>> START Records

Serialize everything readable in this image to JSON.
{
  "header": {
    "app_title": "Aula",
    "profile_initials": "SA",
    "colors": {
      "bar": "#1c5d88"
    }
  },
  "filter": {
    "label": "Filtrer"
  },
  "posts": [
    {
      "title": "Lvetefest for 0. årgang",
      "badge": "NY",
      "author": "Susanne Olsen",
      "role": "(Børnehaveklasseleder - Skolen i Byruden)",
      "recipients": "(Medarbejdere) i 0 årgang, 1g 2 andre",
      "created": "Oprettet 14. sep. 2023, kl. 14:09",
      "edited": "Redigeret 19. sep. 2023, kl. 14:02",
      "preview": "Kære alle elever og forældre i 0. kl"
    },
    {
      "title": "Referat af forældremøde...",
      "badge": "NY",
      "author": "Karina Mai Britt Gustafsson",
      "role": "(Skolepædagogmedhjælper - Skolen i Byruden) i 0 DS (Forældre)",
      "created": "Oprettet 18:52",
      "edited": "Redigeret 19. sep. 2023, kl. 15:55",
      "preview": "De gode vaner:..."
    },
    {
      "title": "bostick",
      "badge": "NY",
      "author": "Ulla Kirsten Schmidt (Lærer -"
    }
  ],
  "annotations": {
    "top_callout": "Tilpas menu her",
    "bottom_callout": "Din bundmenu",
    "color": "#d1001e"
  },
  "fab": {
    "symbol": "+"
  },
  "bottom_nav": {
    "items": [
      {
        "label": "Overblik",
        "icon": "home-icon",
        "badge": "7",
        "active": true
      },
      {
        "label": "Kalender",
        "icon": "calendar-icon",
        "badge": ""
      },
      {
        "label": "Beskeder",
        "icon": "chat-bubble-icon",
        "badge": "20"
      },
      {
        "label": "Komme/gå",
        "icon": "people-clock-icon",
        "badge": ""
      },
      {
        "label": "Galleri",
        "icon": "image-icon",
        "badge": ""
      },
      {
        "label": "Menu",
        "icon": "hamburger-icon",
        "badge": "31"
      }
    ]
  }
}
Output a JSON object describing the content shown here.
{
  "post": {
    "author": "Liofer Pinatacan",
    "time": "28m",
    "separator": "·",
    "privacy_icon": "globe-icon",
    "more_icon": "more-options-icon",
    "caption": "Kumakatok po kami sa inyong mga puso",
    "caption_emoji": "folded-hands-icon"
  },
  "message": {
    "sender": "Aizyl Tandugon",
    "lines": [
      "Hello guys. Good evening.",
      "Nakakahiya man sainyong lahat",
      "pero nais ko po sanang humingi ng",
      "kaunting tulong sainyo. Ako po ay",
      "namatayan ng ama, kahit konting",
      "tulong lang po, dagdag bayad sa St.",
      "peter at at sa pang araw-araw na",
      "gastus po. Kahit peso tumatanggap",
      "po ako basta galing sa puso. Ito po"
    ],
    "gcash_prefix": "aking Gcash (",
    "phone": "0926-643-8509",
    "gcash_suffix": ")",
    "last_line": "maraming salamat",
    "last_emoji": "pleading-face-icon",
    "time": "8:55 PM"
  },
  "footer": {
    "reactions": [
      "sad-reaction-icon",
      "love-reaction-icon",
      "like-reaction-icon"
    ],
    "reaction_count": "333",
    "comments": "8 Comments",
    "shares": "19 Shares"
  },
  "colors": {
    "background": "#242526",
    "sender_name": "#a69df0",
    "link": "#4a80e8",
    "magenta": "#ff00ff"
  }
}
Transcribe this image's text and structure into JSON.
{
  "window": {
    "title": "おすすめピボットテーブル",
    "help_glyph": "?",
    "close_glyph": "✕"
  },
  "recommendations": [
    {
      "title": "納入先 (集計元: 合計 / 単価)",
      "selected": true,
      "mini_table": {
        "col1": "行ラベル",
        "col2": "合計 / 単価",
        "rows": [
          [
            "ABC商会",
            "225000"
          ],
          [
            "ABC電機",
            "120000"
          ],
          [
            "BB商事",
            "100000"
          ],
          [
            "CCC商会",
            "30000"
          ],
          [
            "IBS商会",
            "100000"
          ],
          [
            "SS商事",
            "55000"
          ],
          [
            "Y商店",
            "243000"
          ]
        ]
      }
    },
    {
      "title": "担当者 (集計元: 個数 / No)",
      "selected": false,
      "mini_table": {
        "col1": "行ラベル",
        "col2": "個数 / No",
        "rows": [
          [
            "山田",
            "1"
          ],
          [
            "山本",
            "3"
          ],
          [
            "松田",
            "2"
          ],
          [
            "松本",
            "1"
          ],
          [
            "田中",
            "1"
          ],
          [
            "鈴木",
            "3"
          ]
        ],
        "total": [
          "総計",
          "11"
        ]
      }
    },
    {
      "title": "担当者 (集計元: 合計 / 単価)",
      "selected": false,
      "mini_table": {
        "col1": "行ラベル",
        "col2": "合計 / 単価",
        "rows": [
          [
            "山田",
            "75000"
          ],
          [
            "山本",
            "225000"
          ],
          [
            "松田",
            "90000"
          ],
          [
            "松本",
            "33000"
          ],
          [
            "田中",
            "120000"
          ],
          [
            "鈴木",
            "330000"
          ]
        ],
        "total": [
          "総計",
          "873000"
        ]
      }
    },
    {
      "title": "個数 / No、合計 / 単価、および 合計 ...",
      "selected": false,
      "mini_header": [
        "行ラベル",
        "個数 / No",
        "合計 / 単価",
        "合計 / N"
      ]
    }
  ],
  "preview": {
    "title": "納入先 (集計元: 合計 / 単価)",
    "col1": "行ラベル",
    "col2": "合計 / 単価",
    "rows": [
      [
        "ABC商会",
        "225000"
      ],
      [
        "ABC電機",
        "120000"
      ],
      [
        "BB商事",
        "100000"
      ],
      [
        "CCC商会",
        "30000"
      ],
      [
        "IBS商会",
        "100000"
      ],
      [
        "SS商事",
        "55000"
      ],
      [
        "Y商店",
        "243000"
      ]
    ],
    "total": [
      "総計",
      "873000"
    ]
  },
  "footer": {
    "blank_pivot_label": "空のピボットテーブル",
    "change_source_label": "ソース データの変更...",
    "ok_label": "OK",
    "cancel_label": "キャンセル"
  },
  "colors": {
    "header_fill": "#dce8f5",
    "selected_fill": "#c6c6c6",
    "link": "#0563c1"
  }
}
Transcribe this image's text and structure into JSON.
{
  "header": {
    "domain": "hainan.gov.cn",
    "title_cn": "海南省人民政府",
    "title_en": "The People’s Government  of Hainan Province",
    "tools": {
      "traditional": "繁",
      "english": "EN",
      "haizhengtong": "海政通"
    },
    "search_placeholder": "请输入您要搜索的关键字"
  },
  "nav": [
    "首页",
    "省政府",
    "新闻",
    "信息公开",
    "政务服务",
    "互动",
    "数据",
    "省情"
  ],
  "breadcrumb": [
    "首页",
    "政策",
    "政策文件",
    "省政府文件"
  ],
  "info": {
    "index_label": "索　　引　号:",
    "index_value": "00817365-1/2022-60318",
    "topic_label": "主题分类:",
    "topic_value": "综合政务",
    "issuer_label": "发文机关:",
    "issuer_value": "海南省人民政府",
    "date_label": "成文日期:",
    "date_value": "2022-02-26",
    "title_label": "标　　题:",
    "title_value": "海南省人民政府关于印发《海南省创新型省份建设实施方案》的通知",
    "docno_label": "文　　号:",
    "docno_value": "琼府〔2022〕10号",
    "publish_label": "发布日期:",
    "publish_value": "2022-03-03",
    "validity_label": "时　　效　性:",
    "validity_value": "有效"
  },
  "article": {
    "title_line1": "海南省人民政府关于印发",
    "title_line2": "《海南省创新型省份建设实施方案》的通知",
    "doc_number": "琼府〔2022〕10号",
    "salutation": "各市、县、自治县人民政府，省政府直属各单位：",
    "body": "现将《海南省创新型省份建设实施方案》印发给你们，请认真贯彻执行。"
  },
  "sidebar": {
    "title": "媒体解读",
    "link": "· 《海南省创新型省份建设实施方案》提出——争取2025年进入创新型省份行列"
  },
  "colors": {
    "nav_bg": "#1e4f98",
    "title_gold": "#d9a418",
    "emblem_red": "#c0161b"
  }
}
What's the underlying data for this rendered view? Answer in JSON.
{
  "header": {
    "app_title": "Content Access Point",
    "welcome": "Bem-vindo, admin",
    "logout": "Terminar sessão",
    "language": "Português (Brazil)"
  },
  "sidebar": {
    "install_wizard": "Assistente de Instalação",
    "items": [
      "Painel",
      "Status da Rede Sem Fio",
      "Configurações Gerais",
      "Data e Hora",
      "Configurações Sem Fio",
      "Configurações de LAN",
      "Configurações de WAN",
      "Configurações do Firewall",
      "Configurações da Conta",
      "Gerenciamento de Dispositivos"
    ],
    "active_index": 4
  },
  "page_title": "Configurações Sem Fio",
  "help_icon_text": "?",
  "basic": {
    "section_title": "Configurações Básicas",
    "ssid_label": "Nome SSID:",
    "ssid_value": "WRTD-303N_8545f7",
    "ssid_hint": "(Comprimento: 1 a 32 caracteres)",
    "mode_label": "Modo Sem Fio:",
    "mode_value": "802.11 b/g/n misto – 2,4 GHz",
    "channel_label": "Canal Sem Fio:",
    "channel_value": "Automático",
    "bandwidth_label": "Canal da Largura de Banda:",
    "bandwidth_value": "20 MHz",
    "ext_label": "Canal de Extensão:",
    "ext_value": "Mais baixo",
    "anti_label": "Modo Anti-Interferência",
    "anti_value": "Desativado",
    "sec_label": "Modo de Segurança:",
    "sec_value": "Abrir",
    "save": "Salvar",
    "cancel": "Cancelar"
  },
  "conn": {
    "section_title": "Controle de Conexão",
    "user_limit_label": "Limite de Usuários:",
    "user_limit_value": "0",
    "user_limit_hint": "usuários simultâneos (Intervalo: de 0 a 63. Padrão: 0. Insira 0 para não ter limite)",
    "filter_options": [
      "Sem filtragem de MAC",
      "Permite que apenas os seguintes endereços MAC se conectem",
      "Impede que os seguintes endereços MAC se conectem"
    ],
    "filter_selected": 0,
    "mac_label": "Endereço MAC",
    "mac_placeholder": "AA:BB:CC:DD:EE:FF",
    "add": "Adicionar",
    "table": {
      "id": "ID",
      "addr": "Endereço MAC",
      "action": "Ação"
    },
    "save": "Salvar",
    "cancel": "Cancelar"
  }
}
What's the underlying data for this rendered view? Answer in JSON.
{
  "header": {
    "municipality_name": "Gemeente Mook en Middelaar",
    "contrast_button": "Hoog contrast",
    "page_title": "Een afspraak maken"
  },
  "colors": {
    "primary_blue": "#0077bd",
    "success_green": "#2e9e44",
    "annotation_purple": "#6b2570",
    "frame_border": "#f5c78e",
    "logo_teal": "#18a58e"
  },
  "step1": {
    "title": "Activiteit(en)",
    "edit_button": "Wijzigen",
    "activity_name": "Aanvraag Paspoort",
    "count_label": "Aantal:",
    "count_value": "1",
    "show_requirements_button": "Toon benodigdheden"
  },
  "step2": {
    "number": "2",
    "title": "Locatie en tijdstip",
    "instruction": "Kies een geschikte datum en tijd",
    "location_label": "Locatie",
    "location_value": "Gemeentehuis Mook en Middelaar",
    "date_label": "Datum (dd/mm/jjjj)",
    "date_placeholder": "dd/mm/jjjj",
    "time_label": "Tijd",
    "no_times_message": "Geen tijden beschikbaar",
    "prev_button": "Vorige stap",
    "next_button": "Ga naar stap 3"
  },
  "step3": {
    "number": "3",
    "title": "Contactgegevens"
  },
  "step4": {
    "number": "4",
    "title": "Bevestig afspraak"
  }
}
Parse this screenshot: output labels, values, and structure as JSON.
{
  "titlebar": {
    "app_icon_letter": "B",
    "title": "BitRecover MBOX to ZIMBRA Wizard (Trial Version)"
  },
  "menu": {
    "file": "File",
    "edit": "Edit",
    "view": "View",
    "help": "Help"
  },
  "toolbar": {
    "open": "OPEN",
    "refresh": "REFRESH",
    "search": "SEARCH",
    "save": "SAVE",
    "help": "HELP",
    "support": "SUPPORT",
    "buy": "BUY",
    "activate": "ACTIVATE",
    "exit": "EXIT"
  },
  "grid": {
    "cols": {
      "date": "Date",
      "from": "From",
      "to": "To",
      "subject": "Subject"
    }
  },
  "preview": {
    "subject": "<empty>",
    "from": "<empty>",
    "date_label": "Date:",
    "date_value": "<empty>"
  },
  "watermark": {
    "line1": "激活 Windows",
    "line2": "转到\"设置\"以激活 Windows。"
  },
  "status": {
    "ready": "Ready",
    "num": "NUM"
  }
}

>> END Records

§ Set problem
Repeat only the stretch of lines starting at the one containing "Parse this screenshot: output" and running to the final line of the entries above.

§ Finished task
Parse this screenshot: output labels, values, and structure as JSON.
{
  "titlebar": {
    "app_icon_letter": "B",
    "title": "BitRecover MBOX to ZIMBRA Wizard (Trial Version)"
  },
  "menu": {
    "file": "File",
    "edit": "Edit",
    "view": "View",
    "help": "Help"
  },
  "toolbar": {
    "open": "OPEN",
    "refresh": "REFRESH",
    "search": "SEARCH",
    "save": "SAVE",
    "help": "HELP",
    "support": "SUPPORT",
    "buy": "BUY",
    "activate": "ACTIVATE",
    "exit": "EXIT"
  },
  "grid": {
    "cols": {
      "date": "Date",
      "from": "From",
      "to": "To",
      "subject": "Subject"
    }
  },
  "preview": {
    "subject": "<empty>",
    "from": "<empty>",
    "date_label": "Date:",
    "date_value": "<empty>"
  },
  "watermark": {
    "line1": "激活 Windows",
    "line2": "转到\"设置\"以激活 Windows。"
  },
  "status": {
    "ready": "Ready",
    "num": "NUM"
  }
}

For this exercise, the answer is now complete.